* [The exercise]
Output all lines exactly, with nothing added or dropped.

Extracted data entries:
################

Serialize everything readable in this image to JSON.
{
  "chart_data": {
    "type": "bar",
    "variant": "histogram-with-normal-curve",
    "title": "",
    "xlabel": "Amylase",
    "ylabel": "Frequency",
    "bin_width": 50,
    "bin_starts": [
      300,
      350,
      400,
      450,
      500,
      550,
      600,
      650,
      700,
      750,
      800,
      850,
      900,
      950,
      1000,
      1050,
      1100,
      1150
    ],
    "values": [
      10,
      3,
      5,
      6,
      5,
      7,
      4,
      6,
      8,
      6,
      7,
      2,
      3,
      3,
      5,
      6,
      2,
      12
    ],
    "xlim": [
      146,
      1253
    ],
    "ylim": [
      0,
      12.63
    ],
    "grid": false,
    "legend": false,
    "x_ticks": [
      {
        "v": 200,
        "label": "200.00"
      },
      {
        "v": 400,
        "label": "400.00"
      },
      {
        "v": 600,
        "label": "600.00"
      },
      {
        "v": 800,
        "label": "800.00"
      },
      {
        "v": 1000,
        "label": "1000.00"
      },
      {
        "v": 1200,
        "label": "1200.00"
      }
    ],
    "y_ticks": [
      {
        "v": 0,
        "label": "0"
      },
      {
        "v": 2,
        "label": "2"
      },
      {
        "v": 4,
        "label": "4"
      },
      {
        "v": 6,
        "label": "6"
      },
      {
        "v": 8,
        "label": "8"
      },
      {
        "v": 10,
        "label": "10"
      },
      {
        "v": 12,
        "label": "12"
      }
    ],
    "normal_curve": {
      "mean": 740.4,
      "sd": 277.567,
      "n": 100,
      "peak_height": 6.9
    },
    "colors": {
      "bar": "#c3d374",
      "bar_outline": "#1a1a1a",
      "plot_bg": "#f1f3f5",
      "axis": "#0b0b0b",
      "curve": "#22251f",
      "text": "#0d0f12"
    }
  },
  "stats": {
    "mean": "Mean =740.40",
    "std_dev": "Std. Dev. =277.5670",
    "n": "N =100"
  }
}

################

* [Answer for this exercise]
Serialize everything readable in this image to JSON.
{
  "chart_data": {
    "type": "bar",
    "variant": "histogram-with-normal-curve",
    "title": "",
    "xlabel": "Amylase",
    "ylabel": "Frequency",
    "bin_width": 50,
    "bin_starts": [
      300,
      350,
      400,
      450,
      500,
      550,
      600,
      650,
      700,
      750,
      800,
      850,
      900,
      950,
      1000,
      1050,
      1100,
      1150
    ],
    "values": [
      10,
      3,
      5,
      6,
      5,
      7,
      4,
      6,
      8,
      6,
      7,
      2,
      3,
      3,
      5,
      6,
      2,
      12
    ],
    "xlim": [
      146,
      1253
    ],
    "ylim": [
      0,
      12.63
    ],
    "grid": false,
    "legend": false,
    "x_ticks": [
      {
        "v": 200,
        "label": "200.00"
      },
      {
        "v": 400,
        "label": "400.00"
      },
      {
        "v": 600,
        "label": "600.00"
      },
      {
        "v": 800,
        "label": "800.00"
      },
      {
        "v": 1000,
        "label": "1000.00"
      },
      {
        "v": 1200,
        "label": "1200.00"
      }
    ],
    "y_ticks": [
      {
        "v": 0,
        "label": "0"
      },
      {
        "v": 2,
        "label": "2"
      },
      {
        "v": 4,
        "label": "4"
      },
      {
        "v": 6,
        "label": "6"
      },
      {
        "v": 8,
        "label": "8"
      },
      {
        "v": 10,
        "label": "10"
      },
      {
        "v": 12,
        "label": "12"
      }
    ],
    "normal_curve": {
      "mean": 740.4,
      "sd": 277.567,
      "n": 100,
      "peak_height": 6.9
    },
    "colors": {
      "bar": "#c3d374",
      "bar_outline": "#1a1a1a",
      "plot_bg": "#f1f3f5",
      "axis": "#0b0b0b",
      "curve": "#22251f",
      "text": "#0d0f12"
    }
  },
  "stats": {
    "mean": "Mean =740.40",
    "std_dev": "Std. Dev. =277.5670",
    "n": "N =100"
  }
}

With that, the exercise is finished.